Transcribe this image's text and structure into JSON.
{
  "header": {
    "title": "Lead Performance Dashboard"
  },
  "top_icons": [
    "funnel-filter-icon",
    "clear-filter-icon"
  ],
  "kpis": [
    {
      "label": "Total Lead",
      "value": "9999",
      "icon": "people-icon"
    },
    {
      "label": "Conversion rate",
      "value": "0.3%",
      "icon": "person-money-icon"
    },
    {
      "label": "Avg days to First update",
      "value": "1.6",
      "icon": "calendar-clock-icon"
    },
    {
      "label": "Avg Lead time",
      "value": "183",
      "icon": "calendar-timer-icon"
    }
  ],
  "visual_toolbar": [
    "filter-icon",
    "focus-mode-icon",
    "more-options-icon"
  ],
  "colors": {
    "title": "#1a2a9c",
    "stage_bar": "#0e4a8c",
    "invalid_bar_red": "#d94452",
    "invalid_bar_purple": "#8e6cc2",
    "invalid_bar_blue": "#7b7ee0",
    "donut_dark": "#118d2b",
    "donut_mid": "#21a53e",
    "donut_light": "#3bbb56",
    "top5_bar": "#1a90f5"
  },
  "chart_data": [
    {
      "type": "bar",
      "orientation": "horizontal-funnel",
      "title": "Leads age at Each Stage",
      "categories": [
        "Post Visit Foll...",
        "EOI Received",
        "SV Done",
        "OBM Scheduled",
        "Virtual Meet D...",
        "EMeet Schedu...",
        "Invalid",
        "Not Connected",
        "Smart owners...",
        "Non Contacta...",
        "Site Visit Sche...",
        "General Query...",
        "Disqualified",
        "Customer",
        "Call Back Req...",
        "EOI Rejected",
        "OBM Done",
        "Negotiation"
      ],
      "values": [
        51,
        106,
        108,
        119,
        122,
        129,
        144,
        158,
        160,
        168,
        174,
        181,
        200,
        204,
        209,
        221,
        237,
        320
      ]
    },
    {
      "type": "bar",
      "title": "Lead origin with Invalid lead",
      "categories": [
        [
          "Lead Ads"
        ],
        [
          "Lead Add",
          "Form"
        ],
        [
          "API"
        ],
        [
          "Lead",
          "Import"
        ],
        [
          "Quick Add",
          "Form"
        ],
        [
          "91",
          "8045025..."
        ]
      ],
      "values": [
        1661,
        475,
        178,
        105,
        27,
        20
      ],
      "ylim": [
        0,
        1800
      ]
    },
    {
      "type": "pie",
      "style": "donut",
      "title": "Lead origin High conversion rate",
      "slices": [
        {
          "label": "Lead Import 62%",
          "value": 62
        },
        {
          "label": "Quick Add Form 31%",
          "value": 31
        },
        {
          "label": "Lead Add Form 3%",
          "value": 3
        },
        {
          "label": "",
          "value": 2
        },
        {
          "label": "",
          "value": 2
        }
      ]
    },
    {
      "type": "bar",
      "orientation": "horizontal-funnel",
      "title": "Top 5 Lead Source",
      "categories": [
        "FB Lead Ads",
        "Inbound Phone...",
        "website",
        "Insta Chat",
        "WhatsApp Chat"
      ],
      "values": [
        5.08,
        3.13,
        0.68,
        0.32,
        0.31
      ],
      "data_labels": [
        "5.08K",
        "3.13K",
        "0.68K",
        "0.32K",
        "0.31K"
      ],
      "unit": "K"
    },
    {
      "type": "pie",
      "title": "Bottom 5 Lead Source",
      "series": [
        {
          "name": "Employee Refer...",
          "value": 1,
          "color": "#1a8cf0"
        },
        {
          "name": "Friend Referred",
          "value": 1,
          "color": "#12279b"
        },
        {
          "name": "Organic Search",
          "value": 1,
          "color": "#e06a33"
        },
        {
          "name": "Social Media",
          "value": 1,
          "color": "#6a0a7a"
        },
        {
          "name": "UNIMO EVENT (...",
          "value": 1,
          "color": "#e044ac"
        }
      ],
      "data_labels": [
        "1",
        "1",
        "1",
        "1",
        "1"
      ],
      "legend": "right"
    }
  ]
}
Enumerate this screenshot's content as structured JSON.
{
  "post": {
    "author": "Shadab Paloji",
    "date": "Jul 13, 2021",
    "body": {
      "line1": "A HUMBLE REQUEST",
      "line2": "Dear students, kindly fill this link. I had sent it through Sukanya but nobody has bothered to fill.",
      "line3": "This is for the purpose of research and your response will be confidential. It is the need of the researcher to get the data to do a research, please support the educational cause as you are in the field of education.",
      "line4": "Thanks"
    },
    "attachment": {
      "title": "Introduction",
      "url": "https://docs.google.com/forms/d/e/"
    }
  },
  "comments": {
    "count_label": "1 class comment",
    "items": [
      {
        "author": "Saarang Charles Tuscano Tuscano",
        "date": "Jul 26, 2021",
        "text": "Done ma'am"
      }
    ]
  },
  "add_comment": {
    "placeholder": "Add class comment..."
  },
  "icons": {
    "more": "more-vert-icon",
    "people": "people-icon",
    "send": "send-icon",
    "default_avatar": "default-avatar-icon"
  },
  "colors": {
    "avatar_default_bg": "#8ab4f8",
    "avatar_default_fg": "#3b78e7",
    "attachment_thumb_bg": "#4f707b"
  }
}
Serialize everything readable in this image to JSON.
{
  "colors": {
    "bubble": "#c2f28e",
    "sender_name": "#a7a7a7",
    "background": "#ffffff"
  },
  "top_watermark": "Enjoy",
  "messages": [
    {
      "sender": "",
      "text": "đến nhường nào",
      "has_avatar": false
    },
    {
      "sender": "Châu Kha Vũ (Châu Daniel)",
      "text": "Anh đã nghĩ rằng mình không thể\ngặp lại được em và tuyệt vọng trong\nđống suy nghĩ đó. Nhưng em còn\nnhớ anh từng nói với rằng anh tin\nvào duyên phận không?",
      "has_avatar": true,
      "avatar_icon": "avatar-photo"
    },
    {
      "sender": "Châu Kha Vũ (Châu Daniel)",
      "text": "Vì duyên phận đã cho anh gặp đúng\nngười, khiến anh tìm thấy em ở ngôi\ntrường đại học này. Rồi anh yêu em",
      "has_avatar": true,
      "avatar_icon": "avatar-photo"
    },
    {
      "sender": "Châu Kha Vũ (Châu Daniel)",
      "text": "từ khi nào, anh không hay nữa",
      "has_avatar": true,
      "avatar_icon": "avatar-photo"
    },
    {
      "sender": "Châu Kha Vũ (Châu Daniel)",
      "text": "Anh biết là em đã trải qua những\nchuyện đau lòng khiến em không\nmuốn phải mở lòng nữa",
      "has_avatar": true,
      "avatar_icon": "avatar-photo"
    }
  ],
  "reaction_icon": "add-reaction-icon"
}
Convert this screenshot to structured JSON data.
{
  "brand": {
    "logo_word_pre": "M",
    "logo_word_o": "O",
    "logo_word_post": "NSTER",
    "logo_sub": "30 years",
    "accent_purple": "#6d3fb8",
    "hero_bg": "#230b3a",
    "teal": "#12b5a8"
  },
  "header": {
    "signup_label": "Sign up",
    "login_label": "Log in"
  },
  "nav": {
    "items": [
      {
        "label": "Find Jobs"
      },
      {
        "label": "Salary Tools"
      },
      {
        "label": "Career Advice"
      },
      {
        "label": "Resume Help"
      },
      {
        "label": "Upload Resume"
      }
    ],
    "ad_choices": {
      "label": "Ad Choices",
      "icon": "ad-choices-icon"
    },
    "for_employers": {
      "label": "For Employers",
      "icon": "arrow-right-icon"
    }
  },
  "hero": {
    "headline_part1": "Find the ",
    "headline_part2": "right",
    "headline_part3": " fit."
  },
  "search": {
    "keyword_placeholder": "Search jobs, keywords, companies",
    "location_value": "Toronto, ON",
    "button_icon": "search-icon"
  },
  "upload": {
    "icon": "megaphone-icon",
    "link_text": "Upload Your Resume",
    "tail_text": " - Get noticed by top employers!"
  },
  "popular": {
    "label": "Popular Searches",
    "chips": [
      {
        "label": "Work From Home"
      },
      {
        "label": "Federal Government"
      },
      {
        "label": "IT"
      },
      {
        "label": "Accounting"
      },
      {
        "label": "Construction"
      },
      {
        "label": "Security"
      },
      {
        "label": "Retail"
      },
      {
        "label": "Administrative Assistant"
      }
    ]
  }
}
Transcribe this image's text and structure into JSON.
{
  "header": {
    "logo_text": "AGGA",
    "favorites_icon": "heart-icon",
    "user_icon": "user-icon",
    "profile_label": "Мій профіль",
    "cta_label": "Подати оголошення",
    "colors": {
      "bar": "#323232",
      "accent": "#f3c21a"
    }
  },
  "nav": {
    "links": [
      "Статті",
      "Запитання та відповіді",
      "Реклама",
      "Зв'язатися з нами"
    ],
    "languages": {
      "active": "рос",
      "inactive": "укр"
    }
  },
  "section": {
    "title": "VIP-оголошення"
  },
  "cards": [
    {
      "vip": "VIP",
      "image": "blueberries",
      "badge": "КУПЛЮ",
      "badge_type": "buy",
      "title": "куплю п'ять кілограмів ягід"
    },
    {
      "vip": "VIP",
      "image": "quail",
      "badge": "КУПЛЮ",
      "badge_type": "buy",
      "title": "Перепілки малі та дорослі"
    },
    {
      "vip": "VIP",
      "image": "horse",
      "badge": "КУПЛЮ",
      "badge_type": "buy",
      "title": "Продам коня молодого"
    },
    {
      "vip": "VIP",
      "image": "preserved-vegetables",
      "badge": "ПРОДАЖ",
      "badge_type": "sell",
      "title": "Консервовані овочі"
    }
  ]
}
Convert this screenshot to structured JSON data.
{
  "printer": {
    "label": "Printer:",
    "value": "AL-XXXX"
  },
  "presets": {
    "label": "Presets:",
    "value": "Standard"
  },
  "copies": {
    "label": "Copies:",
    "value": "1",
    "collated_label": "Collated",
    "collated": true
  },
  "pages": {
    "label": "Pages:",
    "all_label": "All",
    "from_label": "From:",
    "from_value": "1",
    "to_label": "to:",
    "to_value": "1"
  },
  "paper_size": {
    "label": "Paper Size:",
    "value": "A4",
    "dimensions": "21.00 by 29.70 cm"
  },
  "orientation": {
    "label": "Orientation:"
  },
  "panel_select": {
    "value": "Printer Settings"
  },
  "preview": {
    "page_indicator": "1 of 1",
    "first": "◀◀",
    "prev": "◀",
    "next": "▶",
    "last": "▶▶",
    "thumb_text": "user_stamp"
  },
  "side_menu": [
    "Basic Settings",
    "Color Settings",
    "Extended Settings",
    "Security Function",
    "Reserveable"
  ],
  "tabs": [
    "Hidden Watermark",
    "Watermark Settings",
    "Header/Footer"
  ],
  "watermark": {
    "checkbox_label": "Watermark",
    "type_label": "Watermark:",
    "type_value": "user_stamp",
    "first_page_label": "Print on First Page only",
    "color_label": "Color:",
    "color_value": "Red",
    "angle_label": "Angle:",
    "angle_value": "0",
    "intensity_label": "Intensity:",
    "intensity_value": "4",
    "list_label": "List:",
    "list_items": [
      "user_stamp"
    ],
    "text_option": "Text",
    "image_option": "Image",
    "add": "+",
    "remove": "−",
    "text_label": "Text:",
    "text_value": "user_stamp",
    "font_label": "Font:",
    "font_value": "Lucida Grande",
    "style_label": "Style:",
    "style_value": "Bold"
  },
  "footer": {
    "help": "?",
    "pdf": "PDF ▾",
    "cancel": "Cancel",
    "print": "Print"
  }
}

• • • • •

▶ [Work required]
How many lines in the listing above contain the string "Source"? Answer with the number only.

▶ [Task result]
2